▶ _What is required_
From the records below, extract all the text exactly and leave the images behind.

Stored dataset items
-*-
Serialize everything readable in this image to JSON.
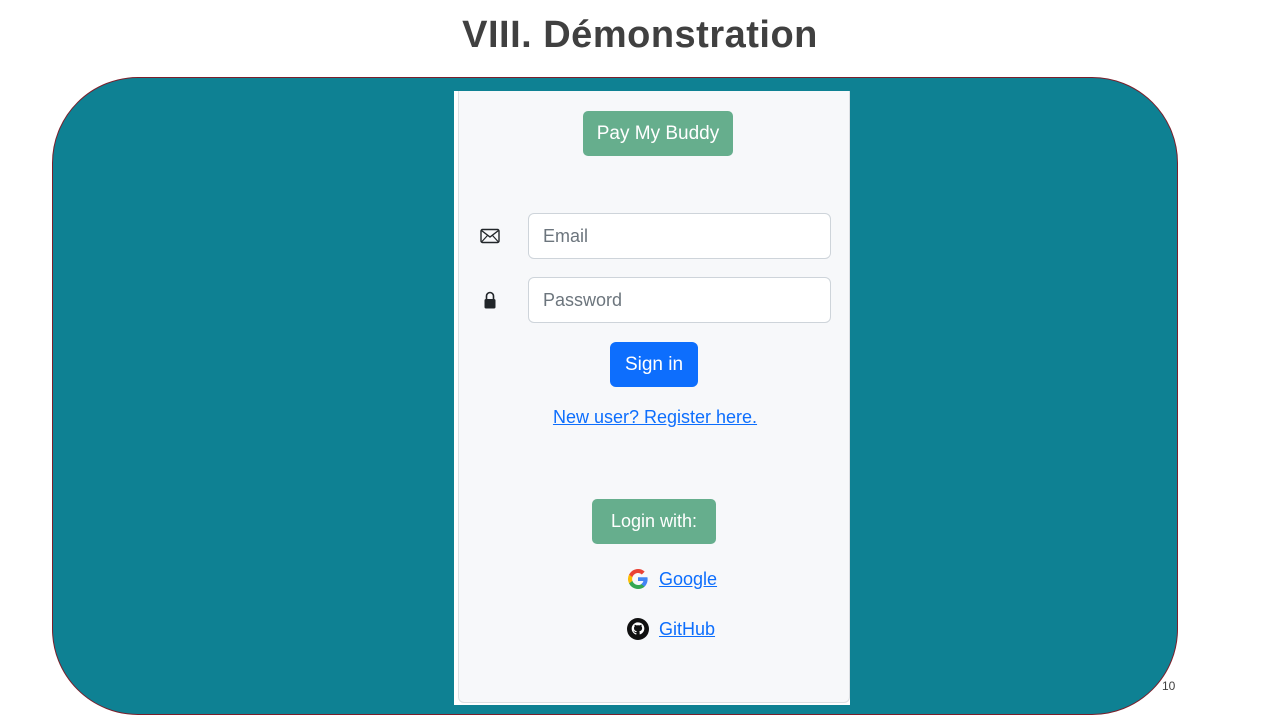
{
  "slide": {
    "title": "VIII. Démonstration",
    "page_number": "10"
  },
  "colors": {
    "panel": "#0e8193",
    "panel_border": "#7a1f2b",
    "badge_green": "#66ae8d",
    "primary_blue": "#0d6efd",
    "card_bg": "#f7f8fa"
  },
  "login_form": {
    "brand_label": "Pay My Buddy",
    "email": {
      "icon": "envelope-icon",
      "placeholder": "Email",
      "value": ""
    },
    "password": {
      "icon": "lock-icon",
      "placeholder": "Password",
      "value": ""
    },
    "signin_label": "Sign in",
    "register_link": "New user? Register here.",
    "login_with_label": "Login with:",
    "providers": [
      {
        "name": "Google",
        "icon": "google-icon"
      },
      {
        "name": "GitHub",
        "icon": "github-icon"
      }
    ]
  }
}
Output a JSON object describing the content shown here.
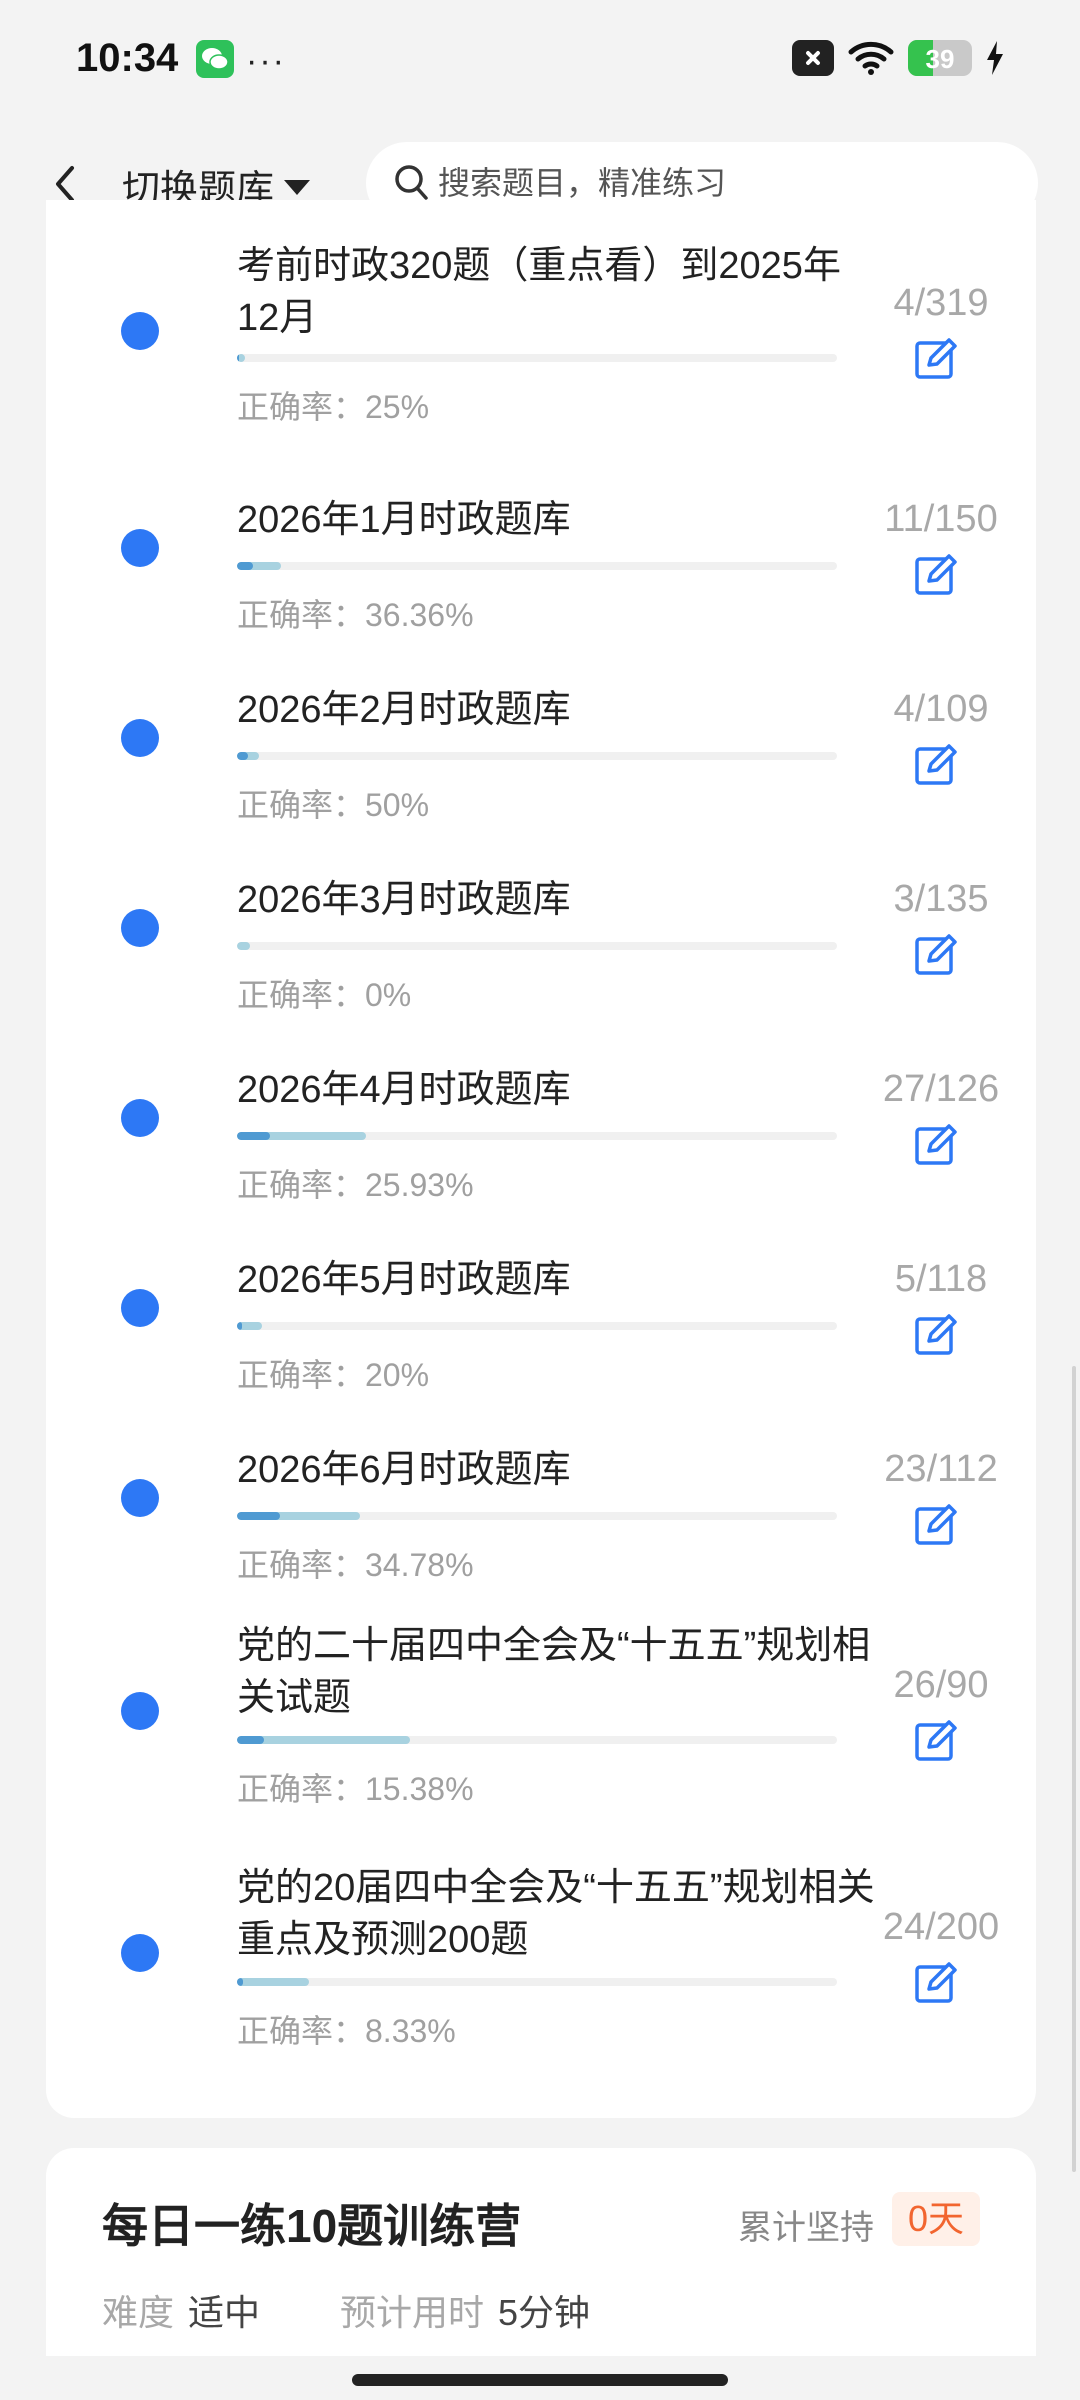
{
  "status_bar": {
    "time": "10:34",
    "more": "···",
    "battery": "39",
    "battery_level": 0.39,
    "icons": [
      "wechat-icon",
      "close-notification-icon",
      "wifi-icon",
      "battery-icon",
      "charging-icon"
    ]
  },
  "header": {
    "switch_label": "切换题库",
    "search_placeholder": "搜索题目，精准练习"
  },
  "items": [
    {
      "title": "考前时政320题（重点看）到2025年12月",
      "done": 4,
      "total": 319,
      "count": "4/319",
      "accuracy_label": "正确率：25%",
      "accuracy": 0.25
    },
    {
      "title": "2026年1月时政题库",
      "done": 11,
      "total": 150,
      "count": "11/150",
      "accuracy_label": "正确率：36.36%",
      "accuracy": 0.3636
    },
    {
      "title": "2026年2月时政题库",
      "done": 4,
      "total": 109,
      "count": "4/109",
      "accuracy_label": "正确率：50%",
      "accuracy": 0.5
    },
    {
      "title": "2026年3月时政题库",
      "done": 3,
      "total": 135,
      "count": "3/135",
      "accuracy_label": "正确率：0%",
      "accuracy": 0
    },
    {
      "title": "2026年4月时政题库",
      "done": 27,
      "total": 126,
      "count": "27/126",
      "accuracy_label": "正确率：25.93%",
      "accuracy": 0.2593
    },
    {
      "title": "2026年5月时政题库",
      "done": 5,
      "total": 118,
      "count": "5/118",
      "accuracy_label": "正确率：20%",
      "accuracy": 0.2
    },
    {
      "title": "2026年6月时政题库",
      "done": 23,
      "total": 112,
      "count": "23/112",
      "accuracy_label": "正确率：34.78%",
      "accuracy": 0.3478
    },
    {
      "title": "党的二十届四中全会及“十五五”规划相关试题",
      "done": 26,
      "total": 90,
      "count": "26/90",
      "accuracy_label": "正确率：15.38%",
      "accuracy": 0.1538
    },
    {
      "title": "党的20届四中全会及“十五五”规划相关重点及预测200题",
      "done": 24,
      "total": 200,
      "count": "24/200",
      "accuracy_label": "正确率：8.33%",
      "accuracy": 0.0833
    }
  ],
  "camp": {
    "title": "每日一练10题训练营",
    "streak_label": "累计坚持",
    "streak_value": "0天",
    "difficulty_label": "难度",
    "difficulty_value": "适中",
    "time_label": "预计用时",
    "time_value": "5分钟"
  },
  "colors": {
    "accent": "#2d78f5",
    "progress_light": "#a8d2e0",
    "progress_dark": "#4f9ad2",
    "streak": "#f2652f"
  }
}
-*-
▶ _Finished task_
Serialize everything readable in this image to JSON.
{
  "slide": {
    "title": "VIII. Démonstration",
    "page_number": "10"
  },
  "colors": {
    "panel": "#0e8193",
    "panel_border": "#7a1f2b",
    "badge_green": "#66ae8d",
    "primary_blue": "#0d6efd",
    "card_bg": "#f7f8fa"
  },
  "login_form": {
    "brand_label": "Pay My Buddy",
    "email": {
      "icon": "envelope-icon",
      "placeholder": "Email",
      "value": ""
    },
    "password": {
      "icon": "lock-icon",
      "placeholder": "Password",
      "value": ""
    },
    "signin_label": "Sign in",
    "register_link": "New user? Register here.",
    "login_with_label": "Login with:",
    "providers": [
      {
        "name": "Google",
        "icon": "google-icon"
      },
      {
        "name": "GitHub",
        "icon": "github-icon"
      }
    ]
  }
}
Output a JSON object describing the content shown here.
{
  "status_bar": {
    "time": "10:34",
    "more": "···",
    "battery": "39",
    "battery_level": 0.39,
    "icons": [
      "wechat-icon",
      "close-notification-icon",
      "wifi-icon",
      "battery-icon",
      "charging-icon"
    ]
  },
  "header": {
    "switch_label": "切换题库",
    "search_placeholder": "搜索题目，精准练习"
  },
  "items": [
    {
      "title": "考前时政320题（重点看）到2025年12月",
      "done": 4,
      "total": 319,
      "count": "4/319",
      "accuracy_label": "正确率：25%",
      "accuracy": 0.25
    },
    {
      "title": "2026年1月时政题库",
      "done": 11,
      "total": 150,
      "count": "11/150",
      "accuracy_label": "正确率：36.36%",
      "accuracy": 0.3636
    },
    {
      "title": "2026年2月时政题库",
      "done": 4,
      "total": 109,
      "count": "4/109",
      "accuracy_label": "正确率：50%",
      "accuracy": 0.5
    },
    {
      "title": "2026年3月时政题库",
      "done": 3,
      "total": 135,
      "count": "3/135",
      "accuracy_label": "正确率：0%",
      "accuracy": 0
    },
    {
      "title": "2026年4月时政题库",
      "done": 27,
      "total": 126,
      "count": "27/126",
      "accuracy_label": "正确率：25.93%",
      "accuracy": 0.2593
    },
    {
      "title": "2026年5月时政题库",
      "done": 5,
      "total": 118,
      "count": "5/118",
      "accuracy_label": "正确率：20%",
      "accuracy": 0.2
    },
    {
      "title": "2026年6月时政题库",
      "done": 23,
      "total": 112,
      "count": "23/112",
      "accuracy_label": "正确率：34.78%",
      "accuracy": 0.3478
    },
    {
      "title": "党的二十届四中全会及“十五五”规划相关试题",
      "done": 26,
      "total": 90,
      "count": "26/90",
      "accuracy_label": "正确率：15.38%",
      "accuracy": 0.1538
    },
    {
      "title": "党的20届四中全会及“十五五”规划相关重点及预测200题",
      "done": 24,
      "total": 200,
      "count": "24/200",
      "accuracy_label": "正确率：8.33%",
      "accuracy": 0.0833
    }
  ],
  "camp": {
    "title": "每日一练10题训练营",
    "streak_label": "累计坚持",
    "streak_value": "0天",
    "difficulty_label": "难度",
    "difficulty_value": "适中",
    "time_label": "预计用时",
    "time_value": "5分钟"
  },
  "colors": {
    "accent": "#2d78f5",
    "progress_light": "#a8d2e0",
    "progress_dark": "#4f9ad2",
    "streak": "#f2652f"
  }
}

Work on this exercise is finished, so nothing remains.